» **WORK TO BE COMPLETED**: When a line in the data below includes "part", pick it out and copy it.

» **RECORD SET**:

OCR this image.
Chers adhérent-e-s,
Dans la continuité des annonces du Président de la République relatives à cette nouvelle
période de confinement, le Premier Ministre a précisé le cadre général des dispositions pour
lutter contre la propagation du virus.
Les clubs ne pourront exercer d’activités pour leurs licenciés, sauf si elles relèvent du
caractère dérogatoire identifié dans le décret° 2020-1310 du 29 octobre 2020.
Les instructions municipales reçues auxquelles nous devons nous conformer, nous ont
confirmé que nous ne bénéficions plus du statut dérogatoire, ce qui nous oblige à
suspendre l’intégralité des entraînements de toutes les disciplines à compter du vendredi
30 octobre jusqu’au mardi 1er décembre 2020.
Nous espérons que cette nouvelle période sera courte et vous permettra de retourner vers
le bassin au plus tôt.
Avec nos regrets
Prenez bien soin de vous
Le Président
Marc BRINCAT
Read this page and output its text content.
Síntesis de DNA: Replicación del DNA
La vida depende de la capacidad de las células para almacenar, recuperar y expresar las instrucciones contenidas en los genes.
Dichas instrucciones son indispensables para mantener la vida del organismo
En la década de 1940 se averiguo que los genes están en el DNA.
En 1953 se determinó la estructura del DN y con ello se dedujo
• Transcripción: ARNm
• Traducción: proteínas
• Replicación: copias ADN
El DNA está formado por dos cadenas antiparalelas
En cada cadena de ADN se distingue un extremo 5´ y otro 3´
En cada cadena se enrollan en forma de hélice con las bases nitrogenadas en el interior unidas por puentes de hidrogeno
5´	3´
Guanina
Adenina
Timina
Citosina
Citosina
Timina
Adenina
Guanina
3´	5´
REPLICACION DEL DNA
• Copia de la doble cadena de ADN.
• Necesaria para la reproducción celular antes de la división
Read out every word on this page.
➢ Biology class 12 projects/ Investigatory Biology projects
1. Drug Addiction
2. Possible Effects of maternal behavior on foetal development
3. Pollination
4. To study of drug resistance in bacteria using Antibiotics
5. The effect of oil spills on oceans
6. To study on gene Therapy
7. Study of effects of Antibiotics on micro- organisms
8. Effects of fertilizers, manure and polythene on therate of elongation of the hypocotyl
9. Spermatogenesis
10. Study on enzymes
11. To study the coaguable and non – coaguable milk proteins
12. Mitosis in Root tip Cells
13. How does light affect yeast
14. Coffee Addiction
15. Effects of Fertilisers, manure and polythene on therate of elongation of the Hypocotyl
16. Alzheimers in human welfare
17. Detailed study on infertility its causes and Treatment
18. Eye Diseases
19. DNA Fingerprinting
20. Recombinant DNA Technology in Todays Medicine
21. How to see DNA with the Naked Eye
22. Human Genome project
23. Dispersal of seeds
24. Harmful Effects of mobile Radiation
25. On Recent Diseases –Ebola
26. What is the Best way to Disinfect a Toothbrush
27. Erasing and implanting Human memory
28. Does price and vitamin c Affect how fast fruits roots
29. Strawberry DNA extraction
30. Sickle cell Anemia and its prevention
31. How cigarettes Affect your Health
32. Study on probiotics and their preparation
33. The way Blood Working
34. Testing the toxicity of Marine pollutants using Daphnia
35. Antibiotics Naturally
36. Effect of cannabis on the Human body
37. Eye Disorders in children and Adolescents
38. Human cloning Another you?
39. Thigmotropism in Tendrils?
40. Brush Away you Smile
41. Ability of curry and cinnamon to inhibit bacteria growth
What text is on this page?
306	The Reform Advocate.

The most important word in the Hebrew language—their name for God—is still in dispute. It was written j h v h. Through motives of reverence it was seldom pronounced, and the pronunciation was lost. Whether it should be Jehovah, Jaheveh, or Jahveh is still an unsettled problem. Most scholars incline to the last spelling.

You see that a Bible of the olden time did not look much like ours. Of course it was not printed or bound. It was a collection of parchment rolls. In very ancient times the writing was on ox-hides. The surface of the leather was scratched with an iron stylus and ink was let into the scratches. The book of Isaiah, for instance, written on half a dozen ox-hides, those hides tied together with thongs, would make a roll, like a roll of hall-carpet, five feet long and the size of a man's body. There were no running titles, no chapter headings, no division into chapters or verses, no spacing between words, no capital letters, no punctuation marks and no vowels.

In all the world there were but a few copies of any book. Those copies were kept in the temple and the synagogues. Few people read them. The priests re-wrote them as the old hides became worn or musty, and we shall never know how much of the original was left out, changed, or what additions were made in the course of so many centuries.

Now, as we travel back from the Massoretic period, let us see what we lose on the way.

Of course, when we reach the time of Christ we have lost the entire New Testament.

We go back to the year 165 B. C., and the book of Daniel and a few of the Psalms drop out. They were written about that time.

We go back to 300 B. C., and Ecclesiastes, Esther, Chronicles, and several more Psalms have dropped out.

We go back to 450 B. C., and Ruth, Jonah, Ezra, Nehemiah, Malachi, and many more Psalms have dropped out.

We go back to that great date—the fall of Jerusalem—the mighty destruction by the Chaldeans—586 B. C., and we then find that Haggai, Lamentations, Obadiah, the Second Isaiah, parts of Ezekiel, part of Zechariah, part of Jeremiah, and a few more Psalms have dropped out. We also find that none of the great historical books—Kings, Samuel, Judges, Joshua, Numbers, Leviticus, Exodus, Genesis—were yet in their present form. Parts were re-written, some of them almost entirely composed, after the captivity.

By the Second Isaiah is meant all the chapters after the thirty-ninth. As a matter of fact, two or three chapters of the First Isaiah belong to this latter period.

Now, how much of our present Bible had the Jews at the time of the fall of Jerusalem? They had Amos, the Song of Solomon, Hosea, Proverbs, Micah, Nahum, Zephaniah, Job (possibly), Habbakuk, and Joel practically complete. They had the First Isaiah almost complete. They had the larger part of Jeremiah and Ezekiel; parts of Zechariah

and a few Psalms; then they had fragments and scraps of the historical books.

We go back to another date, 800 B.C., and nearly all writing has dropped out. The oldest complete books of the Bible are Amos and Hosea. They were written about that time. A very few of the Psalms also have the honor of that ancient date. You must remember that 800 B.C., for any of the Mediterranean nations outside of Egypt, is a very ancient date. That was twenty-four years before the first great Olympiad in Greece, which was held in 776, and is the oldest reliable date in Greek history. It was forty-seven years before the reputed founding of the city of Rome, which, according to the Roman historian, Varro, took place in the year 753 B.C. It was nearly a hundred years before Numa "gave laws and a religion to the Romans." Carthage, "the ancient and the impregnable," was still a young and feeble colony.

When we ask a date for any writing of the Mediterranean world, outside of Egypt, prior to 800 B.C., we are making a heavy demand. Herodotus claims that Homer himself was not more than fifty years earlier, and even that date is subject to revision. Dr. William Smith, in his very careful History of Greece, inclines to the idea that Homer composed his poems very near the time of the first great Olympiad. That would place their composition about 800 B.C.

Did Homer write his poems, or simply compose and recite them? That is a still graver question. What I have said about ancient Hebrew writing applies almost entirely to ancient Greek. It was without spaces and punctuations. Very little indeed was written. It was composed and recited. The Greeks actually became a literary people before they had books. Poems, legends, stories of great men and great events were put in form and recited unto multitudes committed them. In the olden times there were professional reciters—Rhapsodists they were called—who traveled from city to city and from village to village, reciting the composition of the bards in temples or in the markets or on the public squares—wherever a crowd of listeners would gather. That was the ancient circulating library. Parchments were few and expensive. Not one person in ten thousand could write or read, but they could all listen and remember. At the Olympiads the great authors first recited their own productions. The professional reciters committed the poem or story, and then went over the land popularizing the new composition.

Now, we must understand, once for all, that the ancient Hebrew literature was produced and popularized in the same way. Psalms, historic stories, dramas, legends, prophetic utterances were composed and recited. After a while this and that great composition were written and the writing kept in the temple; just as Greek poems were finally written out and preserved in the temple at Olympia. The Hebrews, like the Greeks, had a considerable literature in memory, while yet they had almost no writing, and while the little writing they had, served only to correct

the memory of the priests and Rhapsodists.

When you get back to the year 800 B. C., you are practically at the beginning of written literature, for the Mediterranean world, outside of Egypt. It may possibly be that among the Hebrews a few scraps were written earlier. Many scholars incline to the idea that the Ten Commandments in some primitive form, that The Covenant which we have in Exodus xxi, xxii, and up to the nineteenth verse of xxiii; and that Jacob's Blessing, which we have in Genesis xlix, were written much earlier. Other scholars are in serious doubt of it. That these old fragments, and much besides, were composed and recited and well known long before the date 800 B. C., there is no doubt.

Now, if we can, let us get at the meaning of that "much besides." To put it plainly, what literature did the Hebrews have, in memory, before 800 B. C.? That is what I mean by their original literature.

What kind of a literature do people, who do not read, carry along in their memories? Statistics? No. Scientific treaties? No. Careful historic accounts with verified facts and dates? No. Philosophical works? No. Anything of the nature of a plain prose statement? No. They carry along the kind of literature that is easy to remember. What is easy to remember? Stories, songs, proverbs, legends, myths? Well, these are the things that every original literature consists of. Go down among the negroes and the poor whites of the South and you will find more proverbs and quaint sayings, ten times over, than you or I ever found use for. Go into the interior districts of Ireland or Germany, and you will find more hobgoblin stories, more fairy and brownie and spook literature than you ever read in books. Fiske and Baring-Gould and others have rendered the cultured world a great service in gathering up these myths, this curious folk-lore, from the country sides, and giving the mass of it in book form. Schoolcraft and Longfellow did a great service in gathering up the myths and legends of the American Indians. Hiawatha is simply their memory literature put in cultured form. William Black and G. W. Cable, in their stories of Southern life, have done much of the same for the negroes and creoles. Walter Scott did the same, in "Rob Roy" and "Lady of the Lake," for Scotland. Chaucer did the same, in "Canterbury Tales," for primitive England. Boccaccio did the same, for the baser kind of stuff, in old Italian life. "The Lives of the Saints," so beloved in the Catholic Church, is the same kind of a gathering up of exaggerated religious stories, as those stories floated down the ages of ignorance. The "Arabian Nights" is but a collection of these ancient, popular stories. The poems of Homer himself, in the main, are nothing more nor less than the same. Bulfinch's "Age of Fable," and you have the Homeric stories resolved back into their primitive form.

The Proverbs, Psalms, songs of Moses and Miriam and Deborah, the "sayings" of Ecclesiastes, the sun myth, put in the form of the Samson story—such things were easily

» **ANSWER SECTION**:
We go back to that great date—the fall of Jerusalem—the mighty destruction by the Chaldeans—586 B. C., and we then find that Haggai, Lamentations, Obadiah, the Second Isaiah, parts of Ezekiel, part of Zechariah, part of Jeremiah, and a few more Psalms have dropped out. We also find that none of the great historical books—Kings, Samuel, Judges, Joshua, Numbers, Leviticus, Exodus, Genesis—were yet in their present form. Parts were re-written, some of them almost entirely composed, after the captivity.
Now, how much of our present Bible had the Jews at the time of the fall of Jerusalem? They had Amos, the Song of Solomon, Hosea, Proverbs, Micah, Nahum, Zephaniah, Job (possibly), Habbakuk, and Joel practically complete. They had the First Isaiah almost complete. They had the larger part of Jeremiah and Ezekiel; parts of Zechariah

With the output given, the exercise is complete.